WRITTEN EXERCISE ▸ In the material from its first line through the line containing "- comment-username[interactable]: Isabelle: [143, 34, 1326, 64]", swap "comment-text-body" for "comment-body-text" and write those lines out again with nothing else changed.

[Labeled region entries]

□ □ □ □ □ □ □

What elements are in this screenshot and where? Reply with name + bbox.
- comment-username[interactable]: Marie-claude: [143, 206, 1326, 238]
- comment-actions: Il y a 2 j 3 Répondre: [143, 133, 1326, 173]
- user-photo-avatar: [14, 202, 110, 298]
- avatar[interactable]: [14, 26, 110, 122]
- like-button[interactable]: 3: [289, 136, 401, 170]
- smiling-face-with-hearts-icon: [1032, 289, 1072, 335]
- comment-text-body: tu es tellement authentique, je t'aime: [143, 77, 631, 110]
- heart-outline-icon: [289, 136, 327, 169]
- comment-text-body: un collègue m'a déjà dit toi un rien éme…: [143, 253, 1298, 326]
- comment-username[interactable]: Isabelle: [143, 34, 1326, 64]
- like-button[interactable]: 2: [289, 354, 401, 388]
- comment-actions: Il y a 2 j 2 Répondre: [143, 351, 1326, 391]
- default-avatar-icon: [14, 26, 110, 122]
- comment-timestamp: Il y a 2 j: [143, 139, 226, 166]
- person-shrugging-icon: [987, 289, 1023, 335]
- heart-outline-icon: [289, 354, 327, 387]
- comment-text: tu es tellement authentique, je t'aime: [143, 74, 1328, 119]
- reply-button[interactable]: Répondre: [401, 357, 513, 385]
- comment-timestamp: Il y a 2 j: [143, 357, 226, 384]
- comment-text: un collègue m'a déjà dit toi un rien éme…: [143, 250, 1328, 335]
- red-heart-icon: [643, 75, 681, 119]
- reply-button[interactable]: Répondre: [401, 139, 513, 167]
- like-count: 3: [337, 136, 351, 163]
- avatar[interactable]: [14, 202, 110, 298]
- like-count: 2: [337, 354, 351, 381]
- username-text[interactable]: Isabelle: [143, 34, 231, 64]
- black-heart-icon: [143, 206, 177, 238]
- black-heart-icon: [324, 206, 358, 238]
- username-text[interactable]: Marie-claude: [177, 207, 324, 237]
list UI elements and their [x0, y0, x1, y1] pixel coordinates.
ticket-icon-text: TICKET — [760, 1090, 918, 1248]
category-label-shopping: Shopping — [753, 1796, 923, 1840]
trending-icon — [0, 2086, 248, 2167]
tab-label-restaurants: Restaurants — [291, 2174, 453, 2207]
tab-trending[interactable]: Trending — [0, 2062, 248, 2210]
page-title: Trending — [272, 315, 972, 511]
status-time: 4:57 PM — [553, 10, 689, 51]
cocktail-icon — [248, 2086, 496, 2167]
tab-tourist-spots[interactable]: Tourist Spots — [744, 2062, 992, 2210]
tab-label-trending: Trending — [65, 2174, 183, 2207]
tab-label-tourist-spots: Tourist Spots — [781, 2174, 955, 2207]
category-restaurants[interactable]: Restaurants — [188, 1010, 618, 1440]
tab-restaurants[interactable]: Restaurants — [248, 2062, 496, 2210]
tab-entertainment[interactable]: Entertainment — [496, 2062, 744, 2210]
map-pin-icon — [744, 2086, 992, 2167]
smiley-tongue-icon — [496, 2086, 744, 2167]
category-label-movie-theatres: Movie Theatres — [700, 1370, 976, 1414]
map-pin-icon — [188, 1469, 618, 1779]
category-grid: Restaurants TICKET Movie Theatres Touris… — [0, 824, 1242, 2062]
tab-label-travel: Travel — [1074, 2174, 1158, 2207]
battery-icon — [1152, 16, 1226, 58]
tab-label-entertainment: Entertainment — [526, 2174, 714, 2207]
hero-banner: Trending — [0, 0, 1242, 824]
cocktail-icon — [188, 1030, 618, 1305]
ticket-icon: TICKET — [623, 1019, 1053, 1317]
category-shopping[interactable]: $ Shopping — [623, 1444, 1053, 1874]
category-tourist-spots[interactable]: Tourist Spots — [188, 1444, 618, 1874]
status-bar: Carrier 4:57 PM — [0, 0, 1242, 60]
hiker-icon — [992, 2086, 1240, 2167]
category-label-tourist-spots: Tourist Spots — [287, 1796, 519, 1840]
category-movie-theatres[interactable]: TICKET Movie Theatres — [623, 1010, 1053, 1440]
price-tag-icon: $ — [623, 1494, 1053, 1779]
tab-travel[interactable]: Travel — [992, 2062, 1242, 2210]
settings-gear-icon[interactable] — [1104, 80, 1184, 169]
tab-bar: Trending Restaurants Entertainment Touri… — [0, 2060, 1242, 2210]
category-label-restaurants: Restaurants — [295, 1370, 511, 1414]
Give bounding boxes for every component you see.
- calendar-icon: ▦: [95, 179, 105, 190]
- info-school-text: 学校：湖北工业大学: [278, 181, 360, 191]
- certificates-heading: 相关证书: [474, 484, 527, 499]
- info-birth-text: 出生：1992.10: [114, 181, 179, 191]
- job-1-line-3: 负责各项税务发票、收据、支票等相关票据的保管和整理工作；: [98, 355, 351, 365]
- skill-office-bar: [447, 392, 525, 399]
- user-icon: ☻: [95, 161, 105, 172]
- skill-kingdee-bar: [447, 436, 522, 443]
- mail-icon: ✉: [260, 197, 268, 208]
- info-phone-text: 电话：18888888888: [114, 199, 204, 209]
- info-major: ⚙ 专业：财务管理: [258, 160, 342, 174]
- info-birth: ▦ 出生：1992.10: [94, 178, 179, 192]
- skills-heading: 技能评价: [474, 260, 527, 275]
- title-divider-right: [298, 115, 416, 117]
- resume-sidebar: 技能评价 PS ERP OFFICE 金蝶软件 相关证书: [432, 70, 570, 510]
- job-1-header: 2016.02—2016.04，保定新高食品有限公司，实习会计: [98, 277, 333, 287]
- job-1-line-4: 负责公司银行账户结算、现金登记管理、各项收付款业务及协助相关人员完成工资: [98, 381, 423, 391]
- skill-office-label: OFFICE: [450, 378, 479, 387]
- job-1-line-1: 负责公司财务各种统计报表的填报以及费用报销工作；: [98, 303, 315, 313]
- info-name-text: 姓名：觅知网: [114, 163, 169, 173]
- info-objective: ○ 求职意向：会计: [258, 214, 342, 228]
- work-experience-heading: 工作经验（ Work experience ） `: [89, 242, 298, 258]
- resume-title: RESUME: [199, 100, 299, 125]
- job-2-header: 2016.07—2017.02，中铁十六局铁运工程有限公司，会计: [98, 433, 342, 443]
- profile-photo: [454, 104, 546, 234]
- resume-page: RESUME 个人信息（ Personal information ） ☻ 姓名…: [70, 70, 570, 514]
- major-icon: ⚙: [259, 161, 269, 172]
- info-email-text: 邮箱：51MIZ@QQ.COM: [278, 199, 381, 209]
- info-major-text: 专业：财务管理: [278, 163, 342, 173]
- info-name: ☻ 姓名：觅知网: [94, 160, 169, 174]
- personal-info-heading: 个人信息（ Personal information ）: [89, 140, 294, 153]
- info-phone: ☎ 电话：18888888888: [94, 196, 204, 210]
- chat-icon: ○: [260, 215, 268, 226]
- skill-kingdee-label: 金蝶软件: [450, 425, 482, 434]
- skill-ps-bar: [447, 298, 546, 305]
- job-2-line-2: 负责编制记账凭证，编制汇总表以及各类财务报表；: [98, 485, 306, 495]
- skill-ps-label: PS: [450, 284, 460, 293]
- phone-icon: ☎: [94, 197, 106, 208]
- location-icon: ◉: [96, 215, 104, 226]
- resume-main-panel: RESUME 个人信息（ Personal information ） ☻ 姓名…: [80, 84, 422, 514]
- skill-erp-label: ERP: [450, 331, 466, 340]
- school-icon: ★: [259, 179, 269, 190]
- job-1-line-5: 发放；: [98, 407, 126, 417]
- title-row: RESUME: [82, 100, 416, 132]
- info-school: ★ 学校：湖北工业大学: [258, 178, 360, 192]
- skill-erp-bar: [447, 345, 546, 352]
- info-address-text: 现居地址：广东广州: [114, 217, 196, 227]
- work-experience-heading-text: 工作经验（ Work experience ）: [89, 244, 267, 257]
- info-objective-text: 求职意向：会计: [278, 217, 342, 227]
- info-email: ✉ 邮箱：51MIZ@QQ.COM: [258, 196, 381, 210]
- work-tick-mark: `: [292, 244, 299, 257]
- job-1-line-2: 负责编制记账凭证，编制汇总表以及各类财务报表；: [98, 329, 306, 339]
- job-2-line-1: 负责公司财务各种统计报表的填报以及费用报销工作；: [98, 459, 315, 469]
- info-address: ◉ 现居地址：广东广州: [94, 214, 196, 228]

□ □ □ □ □ □ □

RESPONSE BELOW ▸
What elements are in this screenshot and where? Reply with name + bbox.
- comment-username[interactable]: Marie-claude: [143, 206, 1326, 238]
- comment-actions: Il y a 2 j 3 Répondre: [143, 133, 1326, 173]
- user-photo-avatar: [14, 202, 110, 298]
- avatar[interactable]: [14, 26, 110, 122]
- like-button[interactable]: 3: [289, 136, 401, 170]
- smiling-face-with-hearts-icon: [1032, 289, 1072, 335]
- comment-body-text: tu es tellement authentique, je t'aime: [143, 77, 631, 110]
- heart-outline-icon: [289, 136, 327, 169]
- comment-body-text: un collègue m'a déjà dit toi un rien éme…: [143, 253, 1298, 326]
- comment-username[interactable]: Isabelle: [143, 34, 1326, 64]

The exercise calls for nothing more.